Dataset content —

....

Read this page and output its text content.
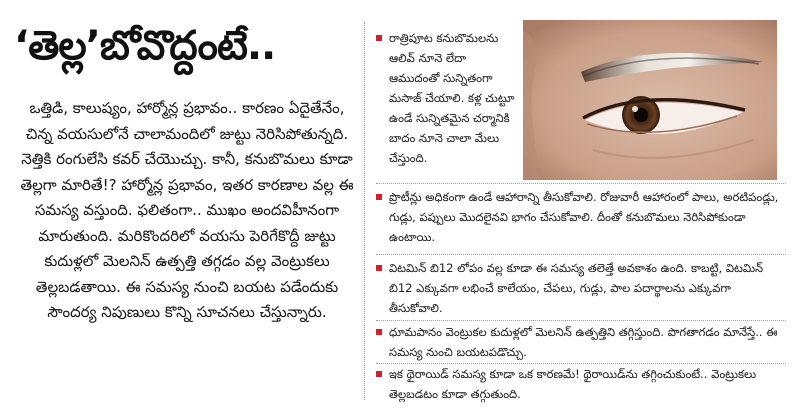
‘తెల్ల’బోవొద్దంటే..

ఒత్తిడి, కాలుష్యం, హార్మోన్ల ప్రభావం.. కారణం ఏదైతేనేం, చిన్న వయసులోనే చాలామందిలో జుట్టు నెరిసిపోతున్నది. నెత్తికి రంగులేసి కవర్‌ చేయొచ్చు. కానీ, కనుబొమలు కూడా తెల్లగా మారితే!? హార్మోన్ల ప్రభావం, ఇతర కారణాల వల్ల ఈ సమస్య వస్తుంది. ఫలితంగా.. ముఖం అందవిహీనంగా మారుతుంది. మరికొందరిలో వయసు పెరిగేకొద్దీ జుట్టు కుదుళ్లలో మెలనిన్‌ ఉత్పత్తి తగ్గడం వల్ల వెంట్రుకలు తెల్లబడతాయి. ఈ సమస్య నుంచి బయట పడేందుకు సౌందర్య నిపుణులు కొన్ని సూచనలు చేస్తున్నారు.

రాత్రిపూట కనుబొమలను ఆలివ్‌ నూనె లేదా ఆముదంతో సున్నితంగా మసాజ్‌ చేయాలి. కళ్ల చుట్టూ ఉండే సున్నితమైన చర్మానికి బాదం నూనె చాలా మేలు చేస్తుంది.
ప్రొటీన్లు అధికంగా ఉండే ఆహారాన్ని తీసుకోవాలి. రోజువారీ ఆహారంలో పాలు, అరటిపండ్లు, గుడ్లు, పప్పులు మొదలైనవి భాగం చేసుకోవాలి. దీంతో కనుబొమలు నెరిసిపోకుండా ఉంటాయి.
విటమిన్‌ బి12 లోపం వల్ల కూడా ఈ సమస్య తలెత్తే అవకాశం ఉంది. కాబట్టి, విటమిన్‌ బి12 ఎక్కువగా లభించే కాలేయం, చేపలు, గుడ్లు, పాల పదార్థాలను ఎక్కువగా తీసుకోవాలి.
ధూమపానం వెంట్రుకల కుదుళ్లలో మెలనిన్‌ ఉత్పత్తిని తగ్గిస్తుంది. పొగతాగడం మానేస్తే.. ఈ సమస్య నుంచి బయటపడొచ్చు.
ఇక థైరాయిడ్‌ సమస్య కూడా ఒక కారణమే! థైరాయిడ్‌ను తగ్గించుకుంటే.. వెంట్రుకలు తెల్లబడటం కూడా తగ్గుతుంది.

....

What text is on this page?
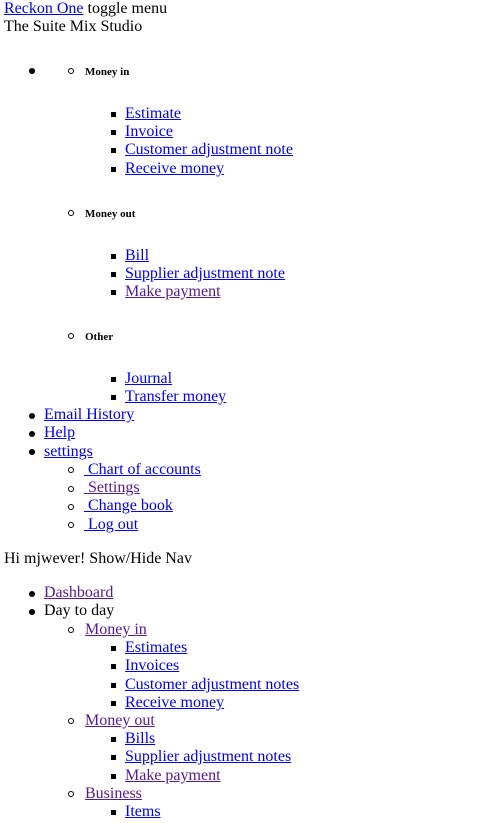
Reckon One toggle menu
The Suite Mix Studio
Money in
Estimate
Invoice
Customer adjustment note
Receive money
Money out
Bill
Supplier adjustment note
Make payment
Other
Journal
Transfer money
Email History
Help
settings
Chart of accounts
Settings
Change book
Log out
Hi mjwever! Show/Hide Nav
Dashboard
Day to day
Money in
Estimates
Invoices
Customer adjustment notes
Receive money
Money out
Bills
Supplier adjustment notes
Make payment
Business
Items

....

Task directions — Identify the lines above that contain the word "this", then copy them.

The result —
Read this page and output its text content.
What text is on this page?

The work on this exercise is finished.